**SET PROBLEM 1:** Reproduce the factor analysis code from the words "# sort by the" through "(using promax rotation)", swapping "promax" for "varimax" each time it occurs.
**SET PROBLEM 2:** Carry on the factor analysis code from the point where it stops.

··· READING TEXT

In [None]:
import shlex
import subprocess
import tempfile

In [None]:
r_factor_analysis_code = """
#!/usr/bin/env Rscript

library(R.utils, quietly=TRUE, warn.conflicts=FALSE)
library(data.table)

factorCorrelations <- function(x) {
# Reproduces standard output of efa for saving to csv
# [based on http://tolstoy.newcastle.edu.au/R/devel/05/06/1414.html]
    tmat<-solve(x$rotmat)
    R <- tmat %*% t(tmat)
    factors <- x$factors
    rownames(R) <- colnames(R) <- paste("Factor", 1:factors, sep="")
    return(data.frame(R))
}

factorVariance <- function(x){
# Reproduces standard output of efa for saving to csv
# [based on http://tolstoy.newcastle.edu.au/R/devel/05/06/1414.html]
    Lambda <- unclass(x)
    factors <- ncol(Lambda)
    p <- nrow(Lambda)
    vx <- colSums(x^2)
    varex <- rbind("SS loadings" = vx)
    if(is.null(attr(x, "covariance"))) {
        varex <- rbind(varex, "Proportion Var" = vx/p)
        if(factors > 1)
            varex <- rbind(varex, "Cumulative Var" = cumsum(vx/p))

    }
}

factorResults<-function(train.efa, fn) {
    efa = list()
    tryCatch(efa$analysis <- factanal(train.efa, fn, rotation='promax'), error = function(e) e)
    if (typeof(efa$analysis) == 'list') {
        # sort by factor values
        efa$load = data.frame(efa$analysis$loadings[, 1:fn])
        # sort by the first three factors
        efa$load = efa$load[order(-efa$load$Factor1, -efa$load$Factor2, -efa$load$Factor3), ]
        efa$fcor = factorCorrelations(efa$analysis)
        efa$fv = factorVariance(efa$analysis$loadings)
    } else {
        efa = list()
    }
    return(efa)
}

# a generic function to run exploratory factor analysis (using promax rotation)

······
··· DATA LINES

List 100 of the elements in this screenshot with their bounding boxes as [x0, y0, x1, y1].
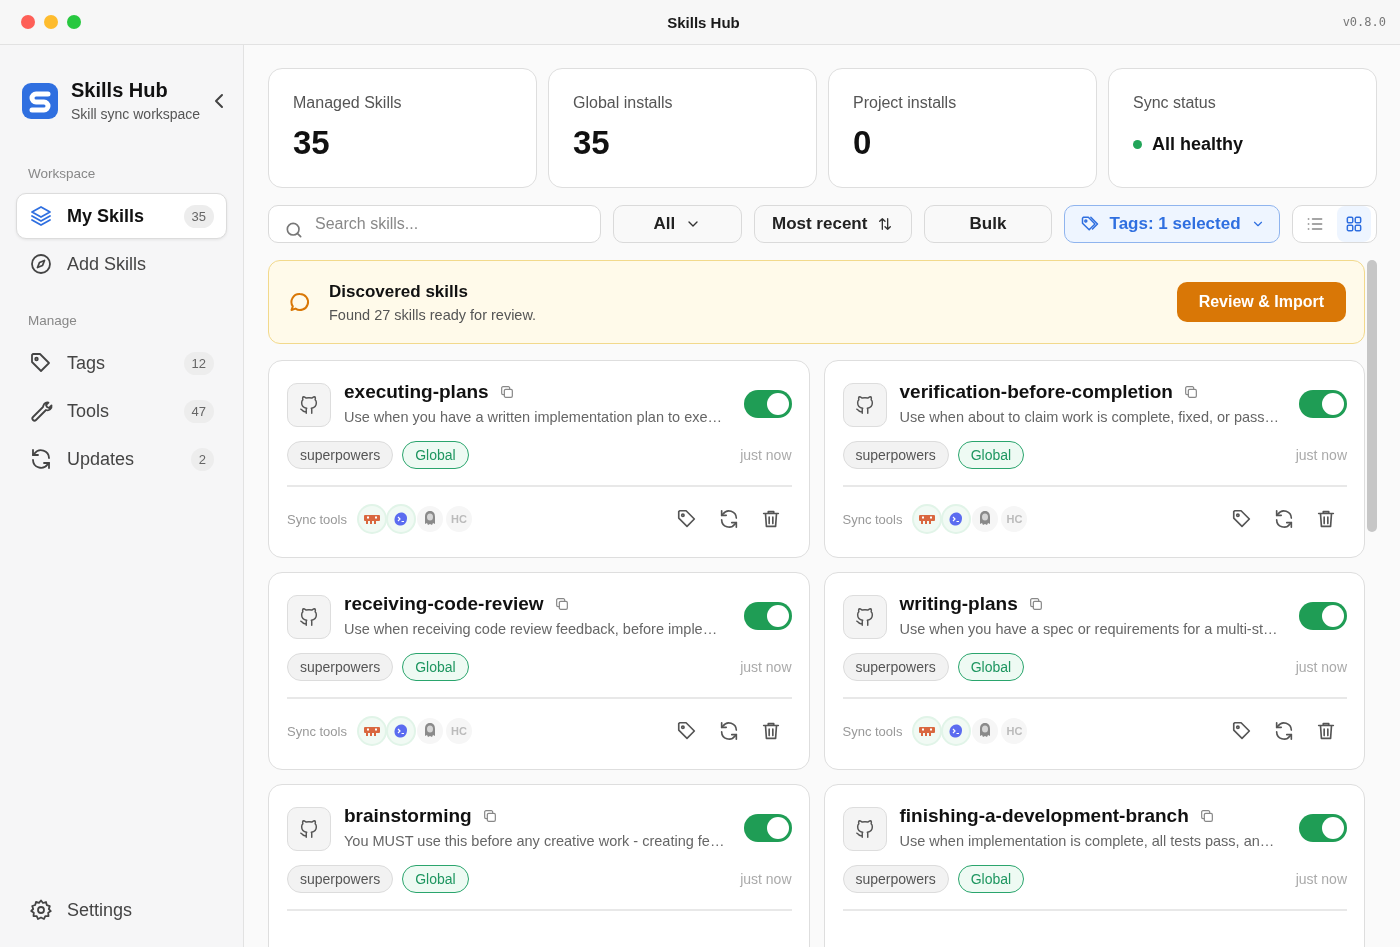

······

**EXERCISE OUTPUT 1:**
# sort by the first three factors
        efa$load = efa$load[order(-efa$load$Factor1, -efa$load$Factor2, -efa$load$Factor3), ]
        efa$fcor = factorCorrelations(efa$analysis)
        efa$fv = factorVariance(efa$analysis$loadings)
    } else {
        efa = list()
    }
    return(efa)
}

# a generic function to run exploratory factor analysis (using varimax rotation)

**EXERCISE OUTPUT 2:**
# on the given data using the given number of factors, and save the results to disk
analyzeFactors <- function(train.file, experiment.id, csv.dir, fig.dir, num.factors) {

    # read in the training data into a data frame
    train <- fread(train.file, header=TRUE, stringsAsFactors = FALSE)
    train <- data.frame(train)

    # get all the columns except the id column which
    # we do not want as a feature
    train.feats <- train[!colnames(train) %in% c('spkitemid', 'sc1')]

    # compute the factor analysis on the data
    efa = factorResults(train.feats, num.factors)

    # define the output names
    factor_loadings_file = paste0(csv.dir, '/', experiment.id, '_efa', num.factors, '.csv' )
    factor_corr_file = paste0(csv.dir, '/', experiment.id, '_efa', num.factors, 'fcor.csv' )
    factor_variance_file = paste0(csv.dir, '/', experiment.id, '_efa', num.factors, 'fv.csv' )

    # write out the various parts of the factor analysis
    write.csv(efa$load, file=factor_loadings_file)
    write.csv(efa$fcor, file=factor_corr_file)
    write.csv(efa$fv, file=factor_variance_file)
}

args <- R.utils::commandArgs(asValues=TRUE, adhoc=TRUE, trailingOnly=TRUE)

if (!('infile' %in% names(args) & 'expid' %in% names(args) & 'outcsv' %in% names(args) & 'outfig' %in% names(args) & 'nf' %in% names(args))) {
    stop('You need to specify (a) the CSV file containing the features, (b) the experiment id to be used as a prefix to model files, (c) a directory to save the textual outputs, (d) a directory to save figures, and (e) the number of factors. \n Usage: analyzeFactors.R -trainf train_file -expid experiment_id -outcsv csv_dir -outfig fig_dir -nf num_factors. \n ')
    }

analyzeFactors(args$infile, args$expid, args$outcsv, args$outfig, args$nf)

"""

In [None]:
# check to make sure that the preprocessed train features file exists
efa_input_file = join(output_dir, '{}_train_preprocessed_features.csv'.format(experiment_id))
skip_section = not exists(efa_input_file)
if skip_section:
    display(Markdown("Section skipped because pre-processed training features were not available.".format(efa_input_file)))
else:
    display(Markdown('## Factor analysis'))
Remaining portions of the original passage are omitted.